### EXERCISE AIM
Identify the lines that contain the word "следующим", then copy them.

### DATA FOR THIS EXERCISE

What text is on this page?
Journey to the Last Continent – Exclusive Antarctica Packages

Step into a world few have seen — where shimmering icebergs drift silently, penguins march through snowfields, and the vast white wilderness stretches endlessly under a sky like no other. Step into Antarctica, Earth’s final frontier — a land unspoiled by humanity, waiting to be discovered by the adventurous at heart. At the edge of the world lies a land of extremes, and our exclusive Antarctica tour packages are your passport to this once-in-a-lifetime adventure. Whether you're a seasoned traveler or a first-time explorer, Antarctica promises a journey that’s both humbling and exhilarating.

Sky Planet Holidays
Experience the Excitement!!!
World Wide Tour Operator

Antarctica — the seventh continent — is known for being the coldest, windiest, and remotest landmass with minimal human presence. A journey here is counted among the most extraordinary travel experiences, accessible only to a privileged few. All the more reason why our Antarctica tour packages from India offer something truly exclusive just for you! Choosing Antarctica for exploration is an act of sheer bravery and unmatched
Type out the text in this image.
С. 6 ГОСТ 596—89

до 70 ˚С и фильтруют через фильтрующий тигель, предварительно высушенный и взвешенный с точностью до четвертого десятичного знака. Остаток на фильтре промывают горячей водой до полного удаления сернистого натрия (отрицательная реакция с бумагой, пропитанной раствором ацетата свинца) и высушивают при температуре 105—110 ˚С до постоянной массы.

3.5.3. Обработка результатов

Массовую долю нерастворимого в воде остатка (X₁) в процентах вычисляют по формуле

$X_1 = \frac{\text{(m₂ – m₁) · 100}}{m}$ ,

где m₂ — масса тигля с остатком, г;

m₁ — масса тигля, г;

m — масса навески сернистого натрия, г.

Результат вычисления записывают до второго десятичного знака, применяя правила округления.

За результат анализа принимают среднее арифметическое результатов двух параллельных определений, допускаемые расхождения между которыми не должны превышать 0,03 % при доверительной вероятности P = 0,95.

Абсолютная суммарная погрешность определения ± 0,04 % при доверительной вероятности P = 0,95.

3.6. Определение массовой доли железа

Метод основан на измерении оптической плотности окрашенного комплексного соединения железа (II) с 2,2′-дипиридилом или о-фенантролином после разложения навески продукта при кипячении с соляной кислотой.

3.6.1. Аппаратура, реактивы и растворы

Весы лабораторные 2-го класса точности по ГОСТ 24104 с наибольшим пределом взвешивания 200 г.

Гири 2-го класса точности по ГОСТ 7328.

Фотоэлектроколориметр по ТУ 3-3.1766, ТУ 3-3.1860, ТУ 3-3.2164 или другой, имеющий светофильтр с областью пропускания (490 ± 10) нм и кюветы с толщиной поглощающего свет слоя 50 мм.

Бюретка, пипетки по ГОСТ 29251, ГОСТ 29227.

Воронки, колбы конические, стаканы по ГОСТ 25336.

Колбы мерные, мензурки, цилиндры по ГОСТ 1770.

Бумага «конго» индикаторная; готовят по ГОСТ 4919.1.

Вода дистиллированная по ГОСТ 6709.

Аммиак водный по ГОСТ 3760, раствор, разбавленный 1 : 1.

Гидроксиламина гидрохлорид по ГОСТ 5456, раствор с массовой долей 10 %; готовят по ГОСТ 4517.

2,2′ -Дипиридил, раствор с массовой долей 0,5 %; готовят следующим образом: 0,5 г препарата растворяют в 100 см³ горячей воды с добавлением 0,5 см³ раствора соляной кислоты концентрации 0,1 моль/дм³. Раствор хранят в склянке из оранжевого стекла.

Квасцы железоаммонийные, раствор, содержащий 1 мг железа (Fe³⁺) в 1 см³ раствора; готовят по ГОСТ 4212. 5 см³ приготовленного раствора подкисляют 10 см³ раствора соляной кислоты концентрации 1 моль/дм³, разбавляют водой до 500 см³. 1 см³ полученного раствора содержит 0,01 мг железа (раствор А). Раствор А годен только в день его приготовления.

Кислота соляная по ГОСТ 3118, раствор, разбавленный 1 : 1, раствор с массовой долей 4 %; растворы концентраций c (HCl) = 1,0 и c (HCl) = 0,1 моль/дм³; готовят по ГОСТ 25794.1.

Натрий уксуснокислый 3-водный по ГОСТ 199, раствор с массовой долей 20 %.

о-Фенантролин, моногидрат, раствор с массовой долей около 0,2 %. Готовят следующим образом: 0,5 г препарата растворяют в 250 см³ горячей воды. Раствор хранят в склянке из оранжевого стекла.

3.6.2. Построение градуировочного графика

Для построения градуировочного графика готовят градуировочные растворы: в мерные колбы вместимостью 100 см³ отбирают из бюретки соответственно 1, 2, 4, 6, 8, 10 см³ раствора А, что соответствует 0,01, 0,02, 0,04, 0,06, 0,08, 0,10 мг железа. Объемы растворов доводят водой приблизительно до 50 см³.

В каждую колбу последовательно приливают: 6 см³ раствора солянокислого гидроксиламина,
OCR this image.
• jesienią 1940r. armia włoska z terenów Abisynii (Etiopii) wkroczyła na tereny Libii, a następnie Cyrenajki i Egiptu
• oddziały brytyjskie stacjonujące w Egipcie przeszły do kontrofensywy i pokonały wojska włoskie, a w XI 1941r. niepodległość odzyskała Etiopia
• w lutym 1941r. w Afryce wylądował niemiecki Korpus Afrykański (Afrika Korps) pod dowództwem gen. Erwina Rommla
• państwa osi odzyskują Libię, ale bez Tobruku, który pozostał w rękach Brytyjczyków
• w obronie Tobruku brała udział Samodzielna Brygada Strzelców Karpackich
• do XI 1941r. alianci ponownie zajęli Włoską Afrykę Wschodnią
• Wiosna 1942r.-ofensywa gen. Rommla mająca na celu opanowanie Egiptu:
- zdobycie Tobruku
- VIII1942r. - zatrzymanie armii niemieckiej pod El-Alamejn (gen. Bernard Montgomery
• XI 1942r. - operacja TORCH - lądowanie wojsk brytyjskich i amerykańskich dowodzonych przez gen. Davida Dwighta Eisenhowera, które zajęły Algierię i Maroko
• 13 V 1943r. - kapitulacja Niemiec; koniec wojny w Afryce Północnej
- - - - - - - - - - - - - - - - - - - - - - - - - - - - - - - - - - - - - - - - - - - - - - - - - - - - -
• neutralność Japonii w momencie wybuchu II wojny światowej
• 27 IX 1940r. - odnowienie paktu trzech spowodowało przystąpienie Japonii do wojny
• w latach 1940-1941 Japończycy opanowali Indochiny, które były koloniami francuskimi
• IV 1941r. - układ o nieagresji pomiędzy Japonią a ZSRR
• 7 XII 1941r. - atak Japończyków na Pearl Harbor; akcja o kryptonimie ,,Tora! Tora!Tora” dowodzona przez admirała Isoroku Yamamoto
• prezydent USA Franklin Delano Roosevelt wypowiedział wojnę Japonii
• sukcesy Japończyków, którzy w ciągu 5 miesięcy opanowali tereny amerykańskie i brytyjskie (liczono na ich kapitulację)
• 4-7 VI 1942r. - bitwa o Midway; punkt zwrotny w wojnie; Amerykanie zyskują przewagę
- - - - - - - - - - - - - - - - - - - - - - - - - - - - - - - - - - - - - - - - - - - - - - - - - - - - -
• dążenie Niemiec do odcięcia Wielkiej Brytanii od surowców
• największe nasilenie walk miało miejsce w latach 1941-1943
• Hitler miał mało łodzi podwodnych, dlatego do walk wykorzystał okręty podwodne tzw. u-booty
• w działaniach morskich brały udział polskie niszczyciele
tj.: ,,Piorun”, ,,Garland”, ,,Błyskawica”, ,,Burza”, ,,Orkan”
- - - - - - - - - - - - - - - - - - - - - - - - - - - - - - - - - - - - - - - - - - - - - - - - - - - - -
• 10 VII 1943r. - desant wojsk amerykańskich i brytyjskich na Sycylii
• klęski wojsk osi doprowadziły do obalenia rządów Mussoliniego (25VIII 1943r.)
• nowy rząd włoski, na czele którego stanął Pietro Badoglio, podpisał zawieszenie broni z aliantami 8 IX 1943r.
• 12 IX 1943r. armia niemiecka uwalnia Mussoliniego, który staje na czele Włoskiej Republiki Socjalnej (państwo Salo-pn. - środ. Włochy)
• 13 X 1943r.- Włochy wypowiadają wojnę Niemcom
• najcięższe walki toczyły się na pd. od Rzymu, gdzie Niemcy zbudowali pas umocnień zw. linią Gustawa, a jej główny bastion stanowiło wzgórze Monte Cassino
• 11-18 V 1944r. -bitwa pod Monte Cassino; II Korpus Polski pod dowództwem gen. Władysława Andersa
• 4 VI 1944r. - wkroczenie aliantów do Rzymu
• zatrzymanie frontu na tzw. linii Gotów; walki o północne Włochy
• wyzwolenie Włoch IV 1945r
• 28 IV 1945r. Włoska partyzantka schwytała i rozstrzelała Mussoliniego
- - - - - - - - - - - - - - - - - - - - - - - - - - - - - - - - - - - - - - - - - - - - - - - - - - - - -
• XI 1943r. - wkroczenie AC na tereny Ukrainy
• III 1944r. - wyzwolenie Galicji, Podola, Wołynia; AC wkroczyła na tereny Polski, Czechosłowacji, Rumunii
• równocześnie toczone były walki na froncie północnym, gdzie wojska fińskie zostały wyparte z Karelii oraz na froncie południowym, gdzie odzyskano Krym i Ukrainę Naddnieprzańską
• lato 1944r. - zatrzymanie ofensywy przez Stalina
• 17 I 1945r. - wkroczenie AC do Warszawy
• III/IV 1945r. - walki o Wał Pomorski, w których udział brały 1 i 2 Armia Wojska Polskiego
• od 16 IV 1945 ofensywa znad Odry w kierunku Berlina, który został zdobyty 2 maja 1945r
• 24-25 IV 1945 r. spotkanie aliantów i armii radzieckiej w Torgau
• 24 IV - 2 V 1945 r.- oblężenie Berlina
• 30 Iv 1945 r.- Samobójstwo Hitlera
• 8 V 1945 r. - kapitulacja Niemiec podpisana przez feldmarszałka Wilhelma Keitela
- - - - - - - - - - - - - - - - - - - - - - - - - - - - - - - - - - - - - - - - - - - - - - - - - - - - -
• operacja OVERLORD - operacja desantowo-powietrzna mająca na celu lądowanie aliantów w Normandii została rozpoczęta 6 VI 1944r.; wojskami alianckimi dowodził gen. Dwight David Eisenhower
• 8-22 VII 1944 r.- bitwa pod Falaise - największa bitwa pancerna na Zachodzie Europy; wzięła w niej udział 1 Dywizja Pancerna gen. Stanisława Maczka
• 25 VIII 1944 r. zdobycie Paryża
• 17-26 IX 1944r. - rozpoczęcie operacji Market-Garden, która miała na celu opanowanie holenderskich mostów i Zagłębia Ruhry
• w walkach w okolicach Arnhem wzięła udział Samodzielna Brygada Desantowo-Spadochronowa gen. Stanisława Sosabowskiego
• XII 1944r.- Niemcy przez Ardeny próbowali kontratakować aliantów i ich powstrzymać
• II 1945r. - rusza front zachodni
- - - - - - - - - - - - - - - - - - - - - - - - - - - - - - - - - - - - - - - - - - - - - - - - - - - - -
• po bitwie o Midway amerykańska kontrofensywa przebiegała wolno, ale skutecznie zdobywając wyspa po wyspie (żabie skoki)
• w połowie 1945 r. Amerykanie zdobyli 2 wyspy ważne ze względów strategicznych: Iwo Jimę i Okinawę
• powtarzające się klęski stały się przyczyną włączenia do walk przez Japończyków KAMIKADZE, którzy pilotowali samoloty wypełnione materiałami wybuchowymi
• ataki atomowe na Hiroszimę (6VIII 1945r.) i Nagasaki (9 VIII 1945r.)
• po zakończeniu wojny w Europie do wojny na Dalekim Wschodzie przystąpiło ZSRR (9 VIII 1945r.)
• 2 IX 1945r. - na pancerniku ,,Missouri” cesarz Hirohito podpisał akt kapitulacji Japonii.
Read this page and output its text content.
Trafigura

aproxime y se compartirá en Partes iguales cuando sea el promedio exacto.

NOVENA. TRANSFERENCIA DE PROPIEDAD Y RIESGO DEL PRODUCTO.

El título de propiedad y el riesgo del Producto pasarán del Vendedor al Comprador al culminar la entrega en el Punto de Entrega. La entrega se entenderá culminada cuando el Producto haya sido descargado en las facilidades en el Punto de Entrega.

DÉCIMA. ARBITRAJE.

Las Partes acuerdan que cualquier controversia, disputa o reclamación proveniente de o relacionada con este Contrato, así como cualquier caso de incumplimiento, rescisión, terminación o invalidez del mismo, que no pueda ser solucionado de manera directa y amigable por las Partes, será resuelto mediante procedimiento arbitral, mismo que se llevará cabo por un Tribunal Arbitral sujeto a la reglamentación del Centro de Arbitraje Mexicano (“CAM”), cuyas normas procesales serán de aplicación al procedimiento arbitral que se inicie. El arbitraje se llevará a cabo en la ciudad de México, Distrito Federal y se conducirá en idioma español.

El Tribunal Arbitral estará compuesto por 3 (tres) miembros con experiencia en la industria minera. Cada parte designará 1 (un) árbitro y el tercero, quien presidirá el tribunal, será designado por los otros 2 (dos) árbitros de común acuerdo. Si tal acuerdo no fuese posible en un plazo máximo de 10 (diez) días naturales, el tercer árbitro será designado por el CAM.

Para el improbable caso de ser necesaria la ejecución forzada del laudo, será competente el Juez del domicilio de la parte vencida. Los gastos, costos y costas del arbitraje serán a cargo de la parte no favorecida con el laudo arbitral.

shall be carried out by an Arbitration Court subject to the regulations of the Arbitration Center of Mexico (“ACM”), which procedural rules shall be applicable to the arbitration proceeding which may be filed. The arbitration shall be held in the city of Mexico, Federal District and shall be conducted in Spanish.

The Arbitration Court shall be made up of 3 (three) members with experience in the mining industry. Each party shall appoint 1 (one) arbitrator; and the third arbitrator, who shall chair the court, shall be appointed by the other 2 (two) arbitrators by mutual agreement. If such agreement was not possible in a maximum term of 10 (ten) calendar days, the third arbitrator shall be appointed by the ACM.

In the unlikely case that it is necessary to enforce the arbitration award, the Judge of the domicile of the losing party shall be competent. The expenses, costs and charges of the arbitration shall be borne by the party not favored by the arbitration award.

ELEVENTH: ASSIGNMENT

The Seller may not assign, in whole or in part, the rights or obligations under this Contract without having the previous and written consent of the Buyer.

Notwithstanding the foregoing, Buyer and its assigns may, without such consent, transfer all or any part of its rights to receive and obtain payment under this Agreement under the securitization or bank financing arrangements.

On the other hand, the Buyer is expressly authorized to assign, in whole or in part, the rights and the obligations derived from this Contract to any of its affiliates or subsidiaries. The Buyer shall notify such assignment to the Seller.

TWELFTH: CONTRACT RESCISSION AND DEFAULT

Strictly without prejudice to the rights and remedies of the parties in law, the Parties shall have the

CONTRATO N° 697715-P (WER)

### TASK RESPONSE
2,2′ -Дипиридил, раствор с массовой долей 0,5 %; готовят следующим образом: 0,5 г препарата растворяют в 100 см³ горячей воды с добавлением 0,5 см³ раствора соляной кислоты концентрации 0,1 моль/дм³. Раствор хранят в склянке из оранжевого стекла.
о-Фенантролин, моногидрат, раствор с массовой долей около 0,2 %. Готовят следующим образом: 0,5 г препарата растворяют в 250 см³ горячей воды. Раствор хранят в склянке из оранжевого стекла.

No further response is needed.